TO BE DONE →
Find all the lines with "name" and gather them.

(begin)

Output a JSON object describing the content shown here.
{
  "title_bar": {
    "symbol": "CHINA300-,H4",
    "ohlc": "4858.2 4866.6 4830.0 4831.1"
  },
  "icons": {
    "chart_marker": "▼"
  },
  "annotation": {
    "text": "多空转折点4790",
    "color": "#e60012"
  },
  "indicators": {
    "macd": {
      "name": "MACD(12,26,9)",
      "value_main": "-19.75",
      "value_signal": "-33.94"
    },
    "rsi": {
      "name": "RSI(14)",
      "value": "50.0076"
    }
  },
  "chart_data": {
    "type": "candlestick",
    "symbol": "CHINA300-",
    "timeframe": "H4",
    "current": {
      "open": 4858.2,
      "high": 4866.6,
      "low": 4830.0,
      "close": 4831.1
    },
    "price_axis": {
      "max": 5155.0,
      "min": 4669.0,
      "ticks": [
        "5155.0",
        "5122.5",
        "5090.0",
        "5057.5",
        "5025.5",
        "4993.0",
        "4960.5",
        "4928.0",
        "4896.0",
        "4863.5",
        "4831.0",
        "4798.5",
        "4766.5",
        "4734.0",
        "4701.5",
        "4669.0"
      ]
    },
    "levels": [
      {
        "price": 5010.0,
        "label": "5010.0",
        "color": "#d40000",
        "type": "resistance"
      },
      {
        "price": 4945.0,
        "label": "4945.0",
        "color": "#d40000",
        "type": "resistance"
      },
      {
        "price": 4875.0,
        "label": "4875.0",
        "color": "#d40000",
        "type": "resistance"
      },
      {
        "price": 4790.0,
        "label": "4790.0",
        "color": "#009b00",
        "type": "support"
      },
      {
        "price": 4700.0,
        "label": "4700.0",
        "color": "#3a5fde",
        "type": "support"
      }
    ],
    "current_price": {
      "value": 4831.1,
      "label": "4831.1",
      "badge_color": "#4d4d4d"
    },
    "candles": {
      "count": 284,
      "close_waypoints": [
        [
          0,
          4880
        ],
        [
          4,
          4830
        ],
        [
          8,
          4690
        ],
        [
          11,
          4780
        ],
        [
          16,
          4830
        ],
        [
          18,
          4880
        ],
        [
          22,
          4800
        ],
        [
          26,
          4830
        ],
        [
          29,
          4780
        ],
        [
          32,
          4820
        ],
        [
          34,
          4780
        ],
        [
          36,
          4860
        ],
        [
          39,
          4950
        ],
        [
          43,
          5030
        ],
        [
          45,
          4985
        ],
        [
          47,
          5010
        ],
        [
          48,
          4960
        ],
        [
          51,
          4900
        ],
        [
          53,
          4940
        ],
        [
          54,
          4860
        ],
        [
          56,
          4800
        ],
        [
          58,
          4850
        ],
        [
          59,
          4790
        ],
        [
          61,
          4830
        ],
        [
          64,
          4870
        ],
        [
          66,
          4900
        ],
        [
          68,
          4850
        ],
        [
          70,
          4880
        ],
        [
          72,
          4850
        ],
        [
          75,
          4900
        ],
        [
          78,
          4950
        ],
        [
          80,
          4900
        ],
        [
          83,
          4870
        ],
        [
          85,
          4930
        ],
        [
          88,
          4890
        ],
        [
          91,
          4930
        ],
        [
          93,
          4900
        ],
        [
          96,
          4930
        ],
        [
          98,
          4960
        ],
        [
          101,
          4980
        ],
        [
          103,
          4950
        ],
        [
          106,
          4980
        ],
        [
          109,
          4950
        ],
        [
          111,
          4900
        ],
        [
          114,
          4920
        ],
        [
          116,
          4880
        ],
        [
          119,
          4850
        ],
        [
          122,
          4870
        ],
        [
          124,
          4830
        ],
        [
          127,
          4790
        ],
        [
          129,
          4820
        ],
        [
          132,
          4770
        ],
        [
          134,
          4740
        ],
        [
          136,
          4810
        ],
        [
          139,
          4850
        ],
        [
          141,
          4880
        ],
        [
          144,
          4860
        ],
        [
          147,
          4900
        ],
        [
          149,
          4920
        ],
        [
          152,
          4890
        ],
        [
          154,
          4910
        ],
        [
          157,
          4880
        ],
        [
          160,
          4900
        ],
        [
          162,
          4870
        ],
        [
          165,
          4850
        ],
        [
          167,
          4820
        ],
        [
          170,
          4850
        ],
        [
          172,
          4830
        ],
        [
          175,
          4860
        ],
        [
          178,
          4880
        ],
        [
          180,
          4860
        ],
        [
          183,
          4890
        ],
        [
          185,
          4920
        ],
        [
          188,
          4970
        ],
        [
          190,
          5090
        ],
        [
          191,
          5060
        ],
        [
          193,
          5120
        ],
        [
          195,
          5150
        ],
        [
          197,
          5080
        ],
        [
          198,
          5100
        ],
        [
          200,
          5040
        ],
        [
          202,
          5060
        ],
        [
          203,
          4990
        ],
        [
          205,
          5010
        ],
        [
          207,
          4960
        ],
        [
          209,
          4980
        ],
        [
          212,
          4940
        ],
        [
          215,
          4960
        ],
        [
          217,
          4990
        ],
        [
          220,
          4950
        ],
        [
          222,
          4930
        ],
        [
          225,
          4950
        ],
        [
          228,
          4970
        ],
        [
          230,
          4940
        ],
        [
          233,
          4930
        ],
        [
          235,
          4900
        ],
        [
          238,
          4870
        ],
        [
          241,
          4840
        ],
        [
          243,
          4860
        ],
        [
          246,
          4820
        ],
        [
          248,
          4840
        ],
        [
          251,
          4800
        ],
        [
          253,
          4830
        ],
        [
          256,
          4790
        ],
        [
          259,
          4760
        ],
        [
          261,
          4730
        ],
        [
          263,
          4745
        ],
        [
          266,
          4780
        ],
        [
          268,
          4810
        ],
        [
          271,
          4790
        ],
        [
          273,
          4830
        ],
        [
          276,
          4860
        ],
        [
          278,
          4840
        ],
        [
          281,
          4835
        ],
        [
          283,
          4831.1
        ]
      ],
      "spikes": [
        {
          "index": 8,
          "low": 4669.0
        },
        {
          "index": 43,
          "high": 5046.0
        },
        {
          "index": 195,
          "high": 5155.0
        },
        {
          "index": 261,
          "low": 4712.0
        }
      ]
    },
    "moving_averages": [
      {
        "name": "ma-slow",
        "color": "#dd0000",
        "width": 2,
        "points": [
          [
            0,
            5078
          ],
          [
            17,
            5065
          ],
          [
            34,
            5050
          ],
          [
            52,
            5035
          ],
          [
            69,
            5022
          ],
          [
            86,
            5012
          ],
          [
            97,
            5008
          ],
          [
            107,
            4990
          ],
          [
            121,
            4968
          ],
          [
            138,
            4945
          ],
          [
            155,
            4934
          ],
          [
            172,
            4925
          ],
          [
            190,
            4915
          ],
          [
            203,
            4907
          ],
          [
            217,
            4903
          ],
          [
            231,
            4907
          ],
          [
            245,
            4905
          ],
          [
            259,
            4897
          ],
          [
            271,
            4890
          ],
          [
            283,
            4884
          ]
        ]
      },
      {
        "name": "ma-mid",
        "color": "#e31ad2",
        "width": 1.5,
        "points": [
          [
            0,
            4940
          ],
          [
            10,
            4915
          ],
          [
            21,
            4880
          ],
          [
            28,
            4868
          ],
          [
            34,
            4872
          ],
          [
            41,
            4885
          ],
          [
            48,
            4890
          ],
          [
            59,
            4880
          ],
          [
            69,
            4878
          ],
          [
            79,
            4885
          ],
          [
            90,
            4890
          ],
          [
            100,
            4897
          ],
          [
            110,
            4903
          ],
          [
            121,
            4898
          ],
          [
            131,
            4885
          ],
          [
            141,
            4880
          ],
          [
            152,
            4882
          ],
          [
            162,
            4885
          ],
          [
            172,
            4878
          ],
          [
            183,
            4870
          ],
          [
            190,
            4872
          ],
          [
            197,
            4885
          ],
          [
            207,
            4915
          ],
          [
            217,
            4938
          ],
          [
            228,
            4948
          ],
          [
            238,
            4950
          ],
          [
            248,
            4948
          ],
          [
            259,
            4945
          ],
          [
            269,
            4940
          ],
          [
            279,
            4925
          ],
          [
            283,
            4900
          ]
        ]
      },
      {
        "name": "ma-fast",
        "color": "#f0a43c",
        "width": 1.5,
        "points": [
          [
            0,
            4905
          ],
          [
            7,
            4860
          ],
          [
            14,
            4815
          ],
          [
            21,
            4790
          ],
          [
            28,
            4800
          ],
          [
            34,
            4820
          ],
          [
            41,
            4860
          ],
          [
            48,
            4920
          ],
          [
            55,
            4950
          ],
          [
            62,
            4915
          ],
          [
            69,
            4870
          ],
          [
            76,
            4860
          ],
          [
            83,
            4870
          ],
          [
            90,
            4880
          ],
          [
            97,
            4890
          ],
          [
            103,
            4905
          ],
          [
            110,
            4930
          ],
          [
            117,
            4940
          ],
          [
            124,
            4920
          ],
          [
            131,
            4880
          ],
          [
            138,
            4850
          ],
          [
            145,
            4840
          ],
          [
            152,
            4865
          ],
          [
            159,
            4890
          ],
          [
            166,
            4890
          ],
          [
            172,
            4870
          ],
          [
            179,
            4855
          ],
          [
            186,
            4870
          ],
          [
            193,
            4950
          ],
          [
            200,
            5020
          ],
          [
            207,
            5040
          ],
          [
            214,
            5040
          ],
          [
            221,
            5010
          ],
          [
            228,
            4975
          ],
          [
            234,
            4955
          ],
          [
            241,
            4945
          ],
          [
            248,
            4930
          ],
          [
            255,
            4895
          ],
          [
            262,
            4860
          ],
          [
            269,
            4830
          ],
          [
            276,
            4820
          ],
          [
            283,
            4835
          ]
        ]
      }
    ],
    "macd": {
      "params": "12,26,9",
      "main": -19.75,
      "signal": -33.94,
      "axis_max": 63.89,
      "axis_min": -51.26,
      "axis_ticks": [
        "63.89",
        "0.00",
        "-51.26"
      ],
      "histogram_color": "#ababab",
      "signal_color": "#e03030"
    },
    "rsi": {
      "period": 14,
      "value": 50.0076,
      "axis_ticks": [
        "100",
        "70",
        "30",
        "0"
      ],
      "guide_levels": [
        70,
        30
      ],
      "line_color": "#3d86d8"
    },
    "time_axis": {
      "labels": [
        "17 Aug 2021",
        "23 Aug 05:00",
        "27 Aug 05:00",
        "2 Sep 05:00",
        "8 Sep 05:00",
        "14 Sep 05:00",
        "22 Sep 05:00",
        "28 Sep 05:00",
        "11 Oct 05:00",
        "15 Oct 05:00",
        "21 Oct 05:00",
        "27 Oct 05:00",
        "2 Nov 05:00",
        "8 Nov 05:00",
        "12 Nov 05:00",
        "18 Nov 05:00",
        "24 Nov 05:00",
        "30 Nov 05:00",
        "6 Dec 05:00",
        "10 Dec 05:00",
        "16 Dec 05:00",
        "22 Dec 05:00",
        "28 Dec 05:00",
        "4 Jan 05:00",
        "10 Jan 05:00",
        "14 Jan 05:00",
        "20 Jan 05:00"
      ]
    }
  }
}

(end)

RESULT BELOW →
      "name": "MACD(12,26,9)",
      "name": "RSI(14)",
        "name": "ma-slow",
        "name": "ma-mid",
        "name": "ma-fast",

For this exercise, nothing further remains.